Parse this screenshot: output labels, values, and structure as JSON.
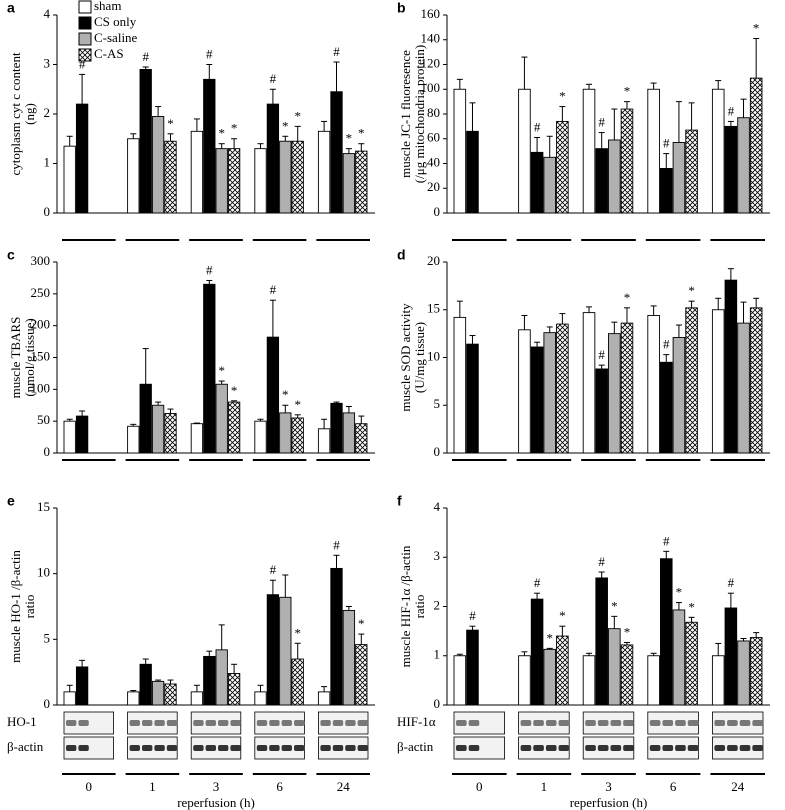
{
  "chart_data": [
    {
      "type": "bar",
      "panel": "a",
      "ylabel": [
        "cytoplasm  cyt c content",
        "(ng)"
      ],
      "categories": [
        null,
        null,
        null,
        null,
        null
      ],
      "ylim": [
        0,
        4
      ],
      "yticks": [
        0,
        1,
        2,
        3,
        4
      ],
      "legend": "upper left",
      "series": [
        {
          "name": "sham",
          "color": "#ffffff",
          "values": [
            1.35,
            1.5,
            1.65,
            1.3,
            1.65
          ],
          "errors": [
            0.2,
            0.1,
            0.25,
            0.1,
            0.2
          ],
          "markers": [
            null,
            null,
            null,
            null,
            null
          ]
        },
        {
          "name": "CS only",
          "color": "#000000",
          "values": [
            2.2,
            2.9,
            2.7,
            2.2,
            2.45
          ],
          "errors": [
            0.6,
            0.05,
            0.3,
            0.3,
            0.6
          ],
          "markers": [
            "#",
            "#",
            "#",
            "#",
            "#"
          ]
        },
        {
          "name": "C-saline",
          "color": "#b0b0b0",
          "values": [
            null,
            1.95,
            1.3,
            1.45,
            1.2
          ],
          "errors": [
            null,
            0.2,
            0.1,
            0.1,
            0.1
          ],
          "markers": [
            null,
            null,
            "*",
            "*",
            "*"
          ]
        },
        {
          "name": "C-AS",
          "color": "#ffffff",
          "pattern": "crosshatch",
          "values": [
            null,
            1.45,
            1.3,
            1.45,
            1.25
          ],
          "errors": [
            null,
            0.15,
            0.2,
            0.3,
            0.15
          ],
          "markers": [
            null,
            "*",
            "*",
            "*",
            "*"
          ]
        }
      ]
    },
    {
      "type": "bar",
      "panel": "b",
      "ylabel": [
        "muscle  JC-1 fluoresence",
        "(/μg mitochondria protein)"
      ],
      "categories": [
        null,
        null,
        null,
        null,
        null
      ],
      "ylim": [
        0,
        160
      ],
      "yticks": [
        0,
        20,
        40,
        60,
        80,
        100,
        120,
        140,
        160
      ],
      "series": [
        {
          "color": "#ffffff",
          "values": [
            100,
            100,
            100,
            100,
            100
          ],
          "errors": [
            8,
            26,
            4,
            5,
            7
          ],
          "markers": [
            null,
            null,
            null,
            null,
            null
          ]
        },
        {
          "color": "#000000",
          "values": [
            66,
            49,
            52,
            36,
            70
          ],
          "errors": [
            23,
            12,
            13,
            12,
            4
          ],
          "markers": [
            null,
            "#",
            "#",
            "#",
            "#"
          ]
        },
        {
          "color": "#b0b0b0",
          "values": [
            null,
            45,
            59,
            57,
            77
          ],
          "errors": [
            null,
            17,
            25,
            33,
            15
          ],
          "markers": [
            null,
            null,
            null,
            null,
            null
          ]
        },
        {
          "color": "#ffffff",
          "pattern": "crosshatch",
          "values": [
            null,
            74,
            84,
            67,
            109
          ],
          "errors": [
            null,
            12,
            6,
            22,
            32
          ],
          "markers": [
            null,
            "*",
            "*",
            null,
            "*"
          ]
        }
      ]
    },
    {
      "type": "bar",
      "panel": "c",
      "ylabel": [
        "muscle  TBARS",
        "(nmol/g tissue)"
      ],
      "categories": [
        null,
        null,
        null,
        null,
        null
      ],
      "ylim": [
        0,
        300
      ],
      "yticks": [
        0,
        50,
        100,
        150,
        200,
        250,
        300
      ],
      "series": [
        {
          "color": "#ffffff",
          "values": [
            50,
            42,
            46,
            50,
            38
          ],
          "errors": [
            3,
            3,
            1,
            3,
            15
          ],
          "markers": [
            null,
            null,
            null,
            null,
            null
          ]
        },
        {
          "color": "#000000",
          "values": [
            58,
            108,
            265,
            182,
            78
          ],
          "errors": [
            8,
            56,
            6,
            58,
            2
          ],
          "markers": [
            null,
            null,
            "#",
            "#",
            null
          ]
        },
        {
          "color": "#b0b0b0",
          "values": [
            null,
            75,
            108,
            63,
            63
          ],
          "errors": [
            null,
            5,
            5,
            12,
            10
          ],
          "markers": [
            null,
            null,
            "*",
            "*",
            null
          ]
        },
        {
          "color": "#ffffff",
          "pattern": "crosshatch",
          "values": [
            null,
            62,
            80,
            55,
            46
          ],
          "errors": [
            null,
            7,
            2,
            5,
            12
          ],
          "markers": [
            null,
            null,
            "*",
            "*",
            null
          ]
        }
      ]
    },
    {
      "type": "bar",
      "panel": "d",
      "ylabel": [
        "muscle  SOD activity",
        "(U/mg tissue)"
      ],
      "categories": [
        null,
        null,
        null,
        null,
        null
      ],
      "ylim": [
        0,
        20
      ],
      "yticks": [
        0,
        5,
        10,
        15,
        20
      ],
      "series": [
        {
          "color": "#ffffff",
          "values": [
            14.2,
            12.9,
            14.7,
            14.4,
            15
          ],
          "errors": [
            1.7,
            1.5,
            0.6,
            1,
            1.2
          ],
          "markers": [
            null,
            null,
            null,
            null,
            null
          ]
        },
        {
          "color": "#000000",
          "values": [
            11.4,
            11.1,
            8.8,
            9.5,
            18.1
          ],
          "errors": [
            0.9,
            0.5,
            0.4,
            0.8,
            1.2
          ],
          "markers": [
            null,
            null,
            "#",
            "#",
            null
          ]
        },
        {
          "color": "#b0b0b0",
          "values": [
            null,
            12.6,
            12.5,
            12.1,
            13.6
          ],
          "errors": [
            null,
            0.6,
            1.2,
            1.3,
            2.2
          ],
          "markers": [
            null,
            null,
            null,
            null,
            null
          ]
        },
        {
          "color": "#ffffff",
          "pattern": "crosshatch",
          "values": [
            null,
            13.5,
            13.6,
            15.2,
            15.2
          ],
          "errors": [
            null,
            1.1,
            1.6,
            0.7,
            1
          ],
          "markers": [
            null,
            null,
            "*",
            "*",
            null
          ]
        }
      ]
    },
    {
      "type": "bar",
      "panel": "e",
      "ylabel": [
        "muscle  HO-1 /β-actin",
        "ratio"
      ],
      "categories": [
        "0",
        "1",
        "3",
        "6",
        "24"
      ],
      "xlabel": "reperfusion  (h)",
      "blot_labels": [
        "HO-1",
        "β-actin"
      ],
      "ylim": [
        0,
        15
      ],
      "yticks": [
        0,
        5,
        10,
        15
      ],
      "series": [
        {
          "color": "#ffffff",
          "values": [
            1,
            1,
            1,
            1,
            1
          ],
          "errors": [
            0.5,
            0.1,
            0.5,
            0.5,
            0.4
          ],
          "markers": [
            null,
            null,
            null,
            null,
            null
          ]
        },
        {
          "color": "#000000",
          "values": [
            2.9,
            3.1,
            3.7,
            8.4,
            10.4
          ],
          "errors": [
            0.5,
            0.4,
            0.4,
            1.1,
            1
          ],
          "markers": [
            null,
            null,
            null,
            "#",
            "#"
          ]
        },
        {
          "color": "#b0b0b0",
          "values": [
            null,
            1.8,
            4.2,
            8.2,
            7.2
          ],
          "errors": [
            null,
            0.1,
            1.9,
            1.7,
            0.3
          ],
          "markers": [
            null,
            null,
            null,
            null,
            null
          ]
        },
        {
          "color": "#ffffff",
          "pattern": "crosshatch",
          "values": [
            null,
            1.6,
            2.4,
            3.5,
            4.6
          ],
          "errors": [
            null,
            0.3,
            0.7,
            1.2,
            0.8
          ],
          "markers": [
            null,
            null,
            null,
            "*",
            "*"
          ]
        }
      ]
    },
    {
      "type": "bar",
      "panel": "f",
      "ylabel": [
        "muscle  HIF-1α /β-actin",
        "ratio"
      ],
      "categories": [
        "0",
        "1",
        "3",
        "6",
        "24"
      ],
      "xlabel": "reperfusion  (h)",
      "blot_labels": [
        "HIF-1α",
        "β-actin"
      ],
      "ylim": [
        0,
        4
      ],
      "yticks": [
        0,
        1,
        2,
        3,
        4
      ],
      "series": [
        {
          "color": "#ffffff",
          "values": [
            1,
            1,
            1,
            1,
            1
          ],
          "errors": [
            0.03,
            0.08,
            0.05,
            0.05,
            0.25
          ],
          "markers": [
            null,
            null,
            null,
            null,
            null
          ]
        },
        {
          "color": "#000000",
          "values": [
            1.52,
            2.15,
            2.58,
            2.97,
            1.97
          ],
          "errors": [
            0.08,
            0.12,
            0.12,
            0.15,
            0.3
          ],
          "markers": [
            "#",
            "#",
            "#",
            "#",
            "#"
          ]
        },
        {
          "color": "#b0b0b0",
          "values": [
            null,
            1.13,
            1.55,
            1.93,
            1.3
          ],
          "errors": [
            null,
            0.02,
            0.25,
            0.15,
            0.05
          ],
          "markers": [
            null,
            "*",
            "*",
            "*",
            null
          ]
        },
        {
          "color": "#ffffff",
          "pattern": "crosshatch",
          "values": [
            null,
            1.4,
            1.22,
            1.68,
            1.37
          ],
          "errors": [
            null,
            0.2,
            0.05,
            0.1,
            0.1
          ],
          "markers": [
            null,
            "*",
            "*",
            "*",
            null
          ]
        }
      ]
    }
  ]
}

• [Activity] Tell how many lines in the data above hold "panel". Nothing but the number.

• [Output] 6